**EXERCISE TASK**.
Report how many lines below contain the word "screenshot". Give only the number.

>>>

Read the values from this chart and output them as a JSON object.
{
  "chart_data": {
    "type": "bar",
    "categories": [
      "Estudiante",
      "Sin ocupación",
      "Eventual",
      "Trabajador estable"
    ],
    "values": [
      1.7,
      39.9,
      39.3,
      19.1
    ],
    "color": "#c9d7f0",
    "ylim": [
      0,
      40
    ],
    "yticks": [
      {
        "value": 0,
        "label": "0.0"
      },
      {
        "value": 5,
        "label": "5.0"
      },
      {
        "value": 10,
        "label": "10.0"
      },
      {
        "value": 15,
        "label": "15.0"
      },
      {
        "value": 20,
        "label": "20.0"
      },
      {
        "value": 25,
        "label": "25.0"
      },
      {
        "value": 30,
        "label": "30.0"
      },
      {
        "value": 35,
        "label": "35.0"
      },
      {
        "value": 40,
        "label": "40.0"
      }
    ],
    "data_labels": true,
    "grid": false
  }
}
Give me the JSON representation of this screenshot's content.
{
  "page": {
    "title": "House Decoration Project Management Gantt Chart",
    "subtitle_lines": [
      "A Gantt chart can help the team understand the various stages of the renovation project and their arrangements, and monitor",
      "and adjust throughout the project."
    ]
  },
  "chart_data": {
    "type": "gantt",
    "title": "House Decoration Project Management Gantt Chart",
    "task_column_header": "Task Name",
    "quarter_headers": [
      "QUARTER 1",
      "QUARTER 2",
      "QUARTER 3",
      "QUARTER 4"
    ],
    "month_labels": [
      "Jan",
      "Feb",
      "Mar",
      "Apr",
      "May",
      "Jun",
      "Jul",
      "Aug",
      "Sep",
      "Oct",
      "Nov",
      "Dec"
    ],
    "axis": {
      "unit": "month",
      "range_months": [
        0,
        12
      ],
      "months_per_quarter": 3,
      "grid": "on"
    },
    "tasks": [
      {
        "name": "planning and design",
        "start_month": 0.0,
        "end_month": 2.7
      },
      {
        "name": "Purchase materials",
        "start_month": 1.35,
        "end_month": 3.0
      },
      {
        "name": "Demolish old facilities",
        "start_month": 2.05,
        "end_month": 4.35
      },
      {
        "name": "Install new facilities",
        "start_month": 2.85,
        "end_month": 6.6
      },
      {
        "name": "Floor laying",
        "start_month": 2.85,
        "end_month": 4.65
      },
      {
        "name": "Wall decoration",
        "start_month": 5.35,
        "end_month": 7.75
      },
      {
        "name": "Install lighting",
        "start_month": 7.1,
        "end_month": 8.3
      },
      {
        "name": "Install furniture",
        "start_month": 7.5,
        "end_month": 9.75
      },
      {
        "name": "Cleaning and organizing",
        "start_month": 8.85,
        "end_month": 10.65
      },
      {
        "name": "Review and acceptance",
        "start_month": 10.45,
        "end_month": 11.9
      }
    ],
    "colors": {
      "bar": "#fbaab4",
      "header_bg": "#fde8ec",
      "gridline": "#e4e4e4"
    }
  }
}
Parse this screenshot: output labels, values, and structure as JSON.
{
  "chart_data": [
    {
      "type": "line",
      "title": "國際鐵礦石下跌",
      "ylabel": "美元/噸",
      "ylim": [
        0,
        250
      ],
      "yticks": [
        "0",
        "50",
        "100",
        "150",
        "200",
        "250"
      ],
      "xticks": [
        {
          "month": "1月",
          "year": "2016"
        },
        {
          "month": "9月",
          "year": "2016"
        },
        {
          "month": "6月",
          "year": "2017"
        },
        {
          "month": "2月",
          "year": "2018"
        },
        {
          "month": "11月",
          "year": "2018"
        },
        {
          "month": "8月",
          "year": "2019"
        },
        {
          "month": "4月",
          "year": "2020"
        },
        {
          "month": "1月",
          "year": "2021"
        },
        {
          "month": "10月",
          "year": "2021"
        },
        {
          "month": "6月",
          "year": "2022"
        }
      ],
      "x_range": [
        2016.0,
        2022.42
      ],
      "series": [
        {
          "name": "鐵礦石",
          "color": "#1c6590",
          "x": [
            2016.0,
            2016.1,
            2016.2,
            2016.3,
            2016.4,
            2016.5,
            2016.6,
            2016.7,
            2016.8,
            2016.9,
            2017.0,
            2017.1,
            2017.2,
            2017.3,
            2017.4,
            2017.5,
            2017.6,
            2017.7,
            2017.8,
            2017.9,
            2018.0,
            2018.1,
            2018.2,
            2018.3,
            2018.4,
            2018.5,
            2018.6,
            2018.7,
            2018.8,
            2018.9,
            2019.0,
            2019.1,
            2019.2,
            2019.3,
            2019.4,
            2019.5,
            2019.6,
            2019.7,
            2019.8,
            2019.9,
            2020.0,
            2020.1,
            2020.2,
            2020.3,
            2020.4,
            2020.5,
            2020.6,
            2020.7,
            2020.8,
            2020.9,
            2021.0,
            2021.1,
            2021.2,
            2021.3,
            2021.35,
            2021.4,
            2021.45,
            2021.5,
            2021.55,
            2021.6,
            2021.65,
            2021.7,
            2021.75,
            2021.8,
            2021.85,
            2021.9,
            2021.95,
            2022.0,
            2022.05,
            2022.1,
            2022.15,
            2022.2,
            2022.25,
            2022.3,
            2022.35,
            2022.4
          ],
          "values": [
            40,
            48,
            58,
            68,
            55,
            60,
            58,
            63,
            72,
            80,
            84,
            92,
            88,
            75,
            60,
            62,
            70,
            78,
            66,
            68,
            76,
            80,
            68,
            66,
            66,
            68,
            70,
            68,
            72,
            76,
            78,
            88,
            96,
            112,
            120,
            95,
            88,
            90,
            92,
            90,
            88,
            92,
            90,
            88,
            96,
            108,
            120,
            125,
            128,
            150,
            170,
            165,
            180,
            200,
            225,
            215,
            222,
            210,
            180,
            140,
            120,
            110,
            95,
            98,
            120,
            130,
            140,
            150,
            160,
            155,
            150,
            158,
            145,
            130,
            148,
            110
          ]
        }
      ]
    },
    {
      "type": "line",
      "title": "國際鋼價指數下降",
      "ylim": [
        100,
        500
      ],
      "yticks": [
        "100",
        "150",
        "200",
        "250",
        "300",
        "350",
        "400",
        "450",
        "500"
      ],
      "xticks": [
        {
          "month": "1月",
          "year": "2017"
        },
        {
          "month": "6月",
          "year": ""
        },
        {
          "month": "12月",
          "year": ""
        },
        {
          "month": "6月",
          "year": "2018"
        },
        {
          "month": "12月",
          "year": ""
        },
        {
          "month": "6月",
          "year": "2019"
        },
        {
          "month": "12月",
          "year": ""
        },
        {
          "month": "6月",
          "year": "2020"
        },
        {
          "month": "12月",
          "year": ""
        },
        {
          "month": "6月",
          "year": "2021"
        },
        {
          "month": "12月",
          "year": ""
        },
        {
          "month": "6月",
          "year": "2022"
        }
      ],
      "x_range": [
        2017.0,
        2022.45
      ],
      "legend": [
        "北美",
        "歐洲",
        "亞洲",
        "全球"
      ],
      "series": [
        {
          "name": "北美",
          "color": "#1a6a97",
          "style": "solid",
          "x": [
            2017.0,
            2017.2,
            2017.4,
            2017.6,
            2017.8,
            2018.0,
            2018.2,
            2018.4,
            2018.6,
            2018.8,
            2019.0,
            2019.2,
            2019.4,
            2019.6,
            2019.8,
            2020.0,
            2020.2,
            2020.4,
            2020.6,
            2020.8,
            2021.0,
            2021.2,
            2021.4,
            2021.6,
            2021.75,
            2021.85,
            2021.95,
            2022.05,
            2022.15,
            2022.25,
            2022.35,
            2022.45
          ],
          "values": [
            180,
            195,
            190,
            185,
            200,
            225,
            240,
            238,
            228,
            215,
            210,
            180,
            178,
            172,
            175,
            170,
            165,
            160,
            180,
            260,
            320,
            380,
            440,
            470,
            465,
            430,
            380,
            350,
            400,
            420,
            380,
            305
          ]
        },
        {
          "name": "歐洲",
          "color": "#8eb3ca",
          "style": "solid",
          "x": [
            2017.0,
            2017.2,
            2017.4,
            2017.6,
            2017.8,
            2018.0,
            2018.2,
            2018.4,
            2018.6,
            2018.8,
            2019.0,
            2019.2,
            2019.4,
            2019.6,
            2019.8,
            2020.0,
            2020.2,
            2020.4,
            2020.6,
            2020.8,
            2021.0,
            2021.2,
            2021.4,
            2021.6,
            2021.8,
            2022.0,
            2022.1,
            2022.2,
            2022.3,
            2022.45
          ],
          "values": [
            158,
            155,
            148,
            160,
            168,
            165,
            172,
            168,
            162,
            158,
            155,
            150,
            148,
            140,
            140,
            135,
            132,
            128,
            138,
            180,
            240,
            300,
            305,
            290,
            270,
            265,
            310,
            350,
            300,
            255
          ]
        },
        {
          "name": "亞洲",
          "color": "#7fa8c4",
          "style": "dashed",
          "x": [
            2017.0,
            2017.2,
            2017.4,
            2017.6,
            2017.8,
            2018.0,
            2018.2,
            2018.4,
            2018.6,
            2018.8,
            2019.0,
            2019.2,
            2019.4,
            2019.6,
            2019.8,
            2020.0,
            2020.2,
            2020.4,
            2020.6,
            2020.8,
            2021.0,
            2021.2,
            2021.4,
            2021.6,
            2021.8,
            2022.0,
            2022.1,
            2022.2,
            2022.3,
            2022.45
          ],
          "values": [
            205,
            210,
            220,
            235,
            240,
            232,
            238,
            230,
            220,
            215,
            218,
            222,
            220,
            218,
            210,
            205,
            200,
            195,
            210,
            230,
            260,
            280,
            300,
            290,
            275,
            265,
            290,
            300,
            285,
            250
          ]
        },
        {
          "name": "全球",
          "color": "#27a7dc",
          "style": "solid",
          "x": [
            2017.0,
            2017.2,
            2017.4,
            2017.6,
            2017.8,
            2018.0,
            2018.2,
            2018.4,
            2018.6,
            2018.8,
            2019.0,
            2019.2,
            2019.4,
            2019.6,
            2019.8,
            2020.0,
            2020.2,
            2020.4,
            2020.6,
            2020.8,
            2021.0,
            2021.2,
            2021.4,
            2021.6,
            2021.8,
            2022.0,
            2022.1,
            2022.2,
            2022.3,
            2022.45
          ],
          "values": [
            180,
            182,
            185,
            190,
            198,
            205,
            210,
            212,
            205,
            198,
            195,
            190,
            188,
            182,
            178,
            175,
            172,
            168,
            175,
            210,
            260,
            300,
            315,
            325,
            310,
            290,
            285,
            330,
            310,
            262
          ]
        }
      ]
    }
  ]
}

<<<

**ANSWER TO THE PROBLEM**.
2